The exercise – Check each line of the material. Copy those containing "SDTVAR".

— BEGIN Supplied data —

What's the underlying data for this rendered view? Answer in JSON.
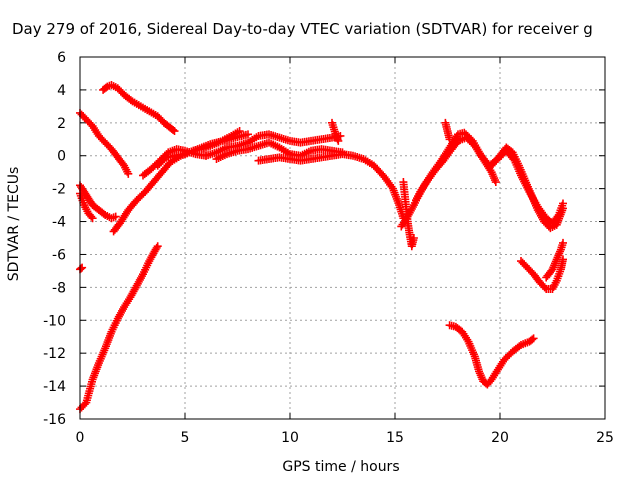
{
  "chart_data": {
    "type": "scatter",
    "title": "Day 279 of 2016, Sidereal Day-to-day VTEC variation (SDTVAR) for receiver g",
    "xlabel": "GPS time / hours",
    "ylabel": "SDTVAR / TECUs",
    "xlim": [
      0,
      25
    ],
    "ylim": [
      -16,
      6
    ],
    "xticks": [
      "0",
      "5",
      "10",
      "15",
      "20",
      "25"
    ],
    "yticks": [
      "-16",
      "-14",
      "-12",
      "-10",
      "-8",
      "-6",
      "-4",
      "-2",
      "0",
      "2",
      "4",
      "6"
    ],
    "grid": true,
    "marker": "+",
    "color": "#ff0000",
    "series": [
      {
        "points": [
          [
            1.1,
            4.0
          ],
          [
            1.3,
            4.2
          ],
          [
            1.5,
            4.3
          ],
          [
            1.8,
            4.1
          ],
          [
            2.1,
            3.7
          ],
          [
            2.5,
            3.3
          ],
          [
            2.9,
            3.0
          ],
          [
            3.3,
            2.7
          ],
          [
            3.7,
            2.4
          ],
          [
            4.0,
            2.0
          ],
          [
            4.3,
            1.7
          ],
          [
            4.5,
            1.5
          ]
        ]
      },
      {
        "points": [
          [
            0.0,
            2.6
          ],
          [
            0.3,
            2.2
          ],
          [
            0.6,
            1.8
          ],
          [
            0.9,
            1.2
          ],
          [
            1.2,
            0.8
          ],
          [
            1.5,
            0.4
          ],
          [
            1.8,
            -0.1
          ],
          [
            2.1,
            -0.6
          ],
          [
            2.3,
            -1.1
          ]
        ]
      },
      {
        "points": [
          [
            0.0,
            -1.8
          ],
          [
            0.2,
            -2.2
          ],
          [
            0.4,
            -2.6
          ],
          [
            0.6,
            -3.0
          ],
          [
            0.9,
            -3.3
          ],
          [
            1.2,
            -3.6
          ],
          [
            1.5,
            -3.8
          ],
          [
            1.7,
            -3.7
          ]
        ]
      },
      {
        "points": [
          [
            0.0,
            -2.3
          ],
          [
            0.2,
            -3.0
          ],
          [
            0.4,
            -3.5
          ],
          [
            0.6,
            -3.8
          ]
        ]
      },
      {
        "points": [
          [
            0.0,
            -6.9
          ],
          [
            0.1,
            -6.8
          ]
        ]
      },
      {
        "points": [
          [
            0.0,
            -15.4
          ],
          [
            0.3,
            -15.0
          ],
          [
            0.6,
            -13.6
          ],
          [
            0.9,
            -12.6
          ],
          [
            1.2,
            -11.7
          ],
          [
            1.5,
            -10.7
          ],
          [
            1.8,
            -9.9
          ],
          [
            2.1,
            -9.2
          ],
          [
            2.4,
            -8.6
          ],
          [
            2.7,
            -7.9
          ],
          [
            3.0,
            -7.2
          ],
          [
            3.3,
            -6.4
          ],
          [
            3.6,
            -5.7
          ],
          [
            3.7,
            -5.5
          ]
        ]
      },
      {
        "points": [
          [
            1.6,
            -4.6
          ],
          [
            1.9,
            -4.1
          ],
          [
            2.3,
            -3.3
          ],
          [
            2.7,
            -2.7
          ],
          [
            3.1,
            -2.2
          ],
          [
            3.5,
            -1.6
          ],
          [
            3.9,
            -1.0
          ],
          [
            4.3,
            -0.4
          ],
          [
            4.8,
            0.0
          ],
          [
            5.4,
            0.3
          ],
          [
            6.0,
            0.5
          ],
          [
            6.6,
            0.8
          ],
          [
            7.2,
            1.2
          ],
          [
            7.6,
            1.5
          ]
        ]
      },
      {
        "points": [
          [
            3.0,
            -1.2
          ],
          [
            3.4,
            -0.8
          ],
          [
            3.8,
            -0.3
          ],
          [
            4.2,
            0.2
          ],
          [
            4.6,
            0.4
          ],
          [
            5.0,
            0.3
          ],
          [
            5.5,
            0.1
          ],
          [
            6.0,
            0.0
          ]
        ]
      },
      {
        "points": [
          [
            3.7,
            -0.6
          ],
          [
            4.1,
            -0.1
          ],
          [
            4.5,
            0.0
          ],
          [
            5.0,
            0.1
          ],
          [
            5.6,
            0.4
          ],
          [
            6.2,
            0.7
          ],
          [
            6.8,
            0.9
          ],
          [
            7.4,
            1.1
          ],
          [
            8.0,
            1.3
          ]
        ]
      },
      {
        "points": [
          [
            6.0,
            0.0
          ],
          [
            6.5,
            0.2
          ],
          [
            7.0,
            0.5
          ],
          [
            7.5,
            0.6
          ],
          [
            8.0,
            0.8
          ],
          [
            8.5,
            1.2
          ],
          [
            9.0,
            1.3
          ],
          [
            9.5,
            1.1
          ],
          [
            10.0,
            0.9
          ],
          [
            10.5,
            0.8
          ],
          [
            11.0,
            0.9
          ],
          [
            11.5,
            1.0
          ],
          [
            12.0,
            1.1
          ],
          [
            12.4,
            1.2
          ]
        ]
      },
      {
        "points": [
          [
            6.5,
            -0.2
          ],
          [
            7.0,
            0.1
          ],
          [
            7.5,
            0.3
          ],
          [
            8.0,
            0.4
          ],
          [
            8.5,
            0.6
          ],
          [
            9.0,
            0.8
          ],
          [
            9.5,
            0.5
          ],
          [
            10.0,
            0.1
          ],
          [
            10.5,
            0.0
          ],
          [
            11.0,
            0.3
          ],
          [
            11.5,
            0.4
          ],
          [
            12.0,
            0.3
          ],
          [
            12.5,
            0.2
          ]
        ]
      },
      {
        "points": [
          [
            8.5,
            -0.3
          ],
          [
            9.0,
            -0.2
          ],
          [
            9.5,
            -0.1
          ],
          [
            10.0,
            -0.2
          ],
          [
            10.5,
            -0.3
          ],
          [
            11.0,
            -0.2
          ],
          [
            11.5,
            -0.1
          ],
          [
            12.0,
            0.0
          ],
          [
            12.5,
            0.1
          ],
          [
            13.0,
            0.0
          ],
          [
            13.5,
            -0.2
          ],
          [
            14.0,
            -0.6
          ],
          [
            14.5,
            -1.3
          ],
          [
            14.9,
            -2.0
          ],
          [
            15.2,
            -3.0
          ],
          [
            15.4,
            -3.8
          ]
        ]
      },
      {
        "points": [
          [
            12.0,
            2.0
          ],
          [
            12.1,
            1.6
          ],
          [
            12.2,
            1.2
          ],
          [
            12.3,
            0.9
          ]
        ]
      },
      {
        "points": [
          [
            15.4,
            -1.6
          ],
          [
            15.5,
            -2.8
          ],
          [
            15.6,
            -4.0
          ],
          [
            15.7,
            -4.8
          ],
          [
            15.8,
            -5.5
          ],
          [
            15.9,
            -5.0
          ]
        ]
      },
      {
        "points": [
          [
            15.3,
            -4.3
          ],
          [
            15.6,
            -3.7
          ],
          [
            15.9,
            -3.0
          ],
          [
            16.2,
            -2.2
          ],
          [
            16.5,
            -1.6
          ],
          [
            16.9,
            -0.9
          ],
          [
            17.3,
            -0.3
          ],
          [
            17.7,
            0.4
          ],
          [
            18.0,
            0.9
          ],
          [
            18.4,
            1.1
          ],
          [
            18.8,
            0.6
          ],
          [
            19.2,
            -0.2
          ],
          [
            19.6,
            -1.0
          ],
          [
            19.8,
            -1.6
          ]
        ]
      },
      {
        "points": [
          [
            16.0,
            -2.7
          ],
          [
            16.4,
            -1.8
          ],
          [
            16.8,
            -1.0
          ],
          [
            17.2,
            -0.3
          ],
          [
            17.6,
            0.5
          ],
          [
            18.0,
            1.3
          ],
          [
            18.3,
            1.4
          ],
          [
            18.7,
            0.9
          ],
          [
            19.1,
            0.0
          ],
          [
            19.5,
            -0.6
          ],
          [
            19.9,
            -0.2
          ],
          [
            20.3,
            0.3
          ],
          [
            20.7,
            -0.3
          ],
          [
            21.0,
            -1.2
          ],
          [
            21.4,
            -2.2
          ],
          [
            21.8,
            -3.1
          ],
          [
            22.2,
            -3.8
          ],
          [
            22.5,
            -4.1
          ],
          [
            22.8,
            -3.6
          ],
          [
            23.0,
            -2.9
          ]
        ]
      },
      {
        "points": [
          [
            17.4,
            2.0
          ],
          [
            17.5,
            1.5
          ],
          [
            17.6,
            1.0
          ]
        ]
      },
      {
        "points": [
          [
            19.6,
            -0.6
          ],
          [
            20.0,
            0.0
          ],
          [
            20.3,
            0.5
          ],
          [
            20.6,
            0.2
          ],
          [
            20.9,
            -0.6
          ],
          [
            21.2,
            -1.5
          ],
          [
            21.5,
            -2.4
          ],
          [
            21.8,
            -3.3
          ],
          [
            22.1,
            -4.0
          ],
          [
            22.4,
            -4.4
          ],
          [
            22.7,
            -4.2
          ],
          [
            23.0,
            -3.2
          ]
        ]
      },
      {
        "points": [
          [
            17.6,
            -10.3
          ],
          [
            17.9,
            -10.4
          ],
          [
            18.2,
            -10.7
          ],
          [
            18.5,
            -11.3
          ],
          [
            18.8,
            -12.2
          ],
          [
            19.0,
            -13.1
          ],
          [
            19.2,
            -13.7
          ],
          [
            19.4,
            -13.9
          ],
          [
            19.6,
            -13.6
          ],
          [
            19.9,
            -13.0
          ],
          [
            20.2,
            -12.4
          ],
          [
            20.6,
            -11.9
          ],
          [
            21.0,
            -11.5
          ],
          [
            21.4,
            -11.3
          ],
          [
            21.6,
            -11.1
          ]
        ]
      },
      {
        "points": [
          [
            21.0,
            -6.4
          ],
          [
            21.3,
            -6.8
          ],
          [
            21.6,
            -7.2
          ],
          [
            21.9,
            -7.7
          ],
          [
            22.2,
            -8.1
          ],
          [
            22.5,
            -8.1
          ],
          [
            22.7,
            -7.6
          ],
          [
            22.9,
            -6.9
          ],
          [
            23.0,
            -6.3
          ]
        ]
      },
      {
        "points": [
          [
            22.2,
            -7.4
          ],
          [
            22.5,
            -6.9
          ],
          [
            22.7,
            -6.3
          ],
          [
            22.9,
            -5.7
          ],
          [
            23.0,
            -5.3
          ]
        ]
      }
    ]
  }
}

— END Supplied data —

Result for this task –
    "title": "Day 279 of 2016, Sidereal Day-to-day VTEC variation (SDTVAR) for receiver g",
    "ylabel": "SDTVAR / TECUs",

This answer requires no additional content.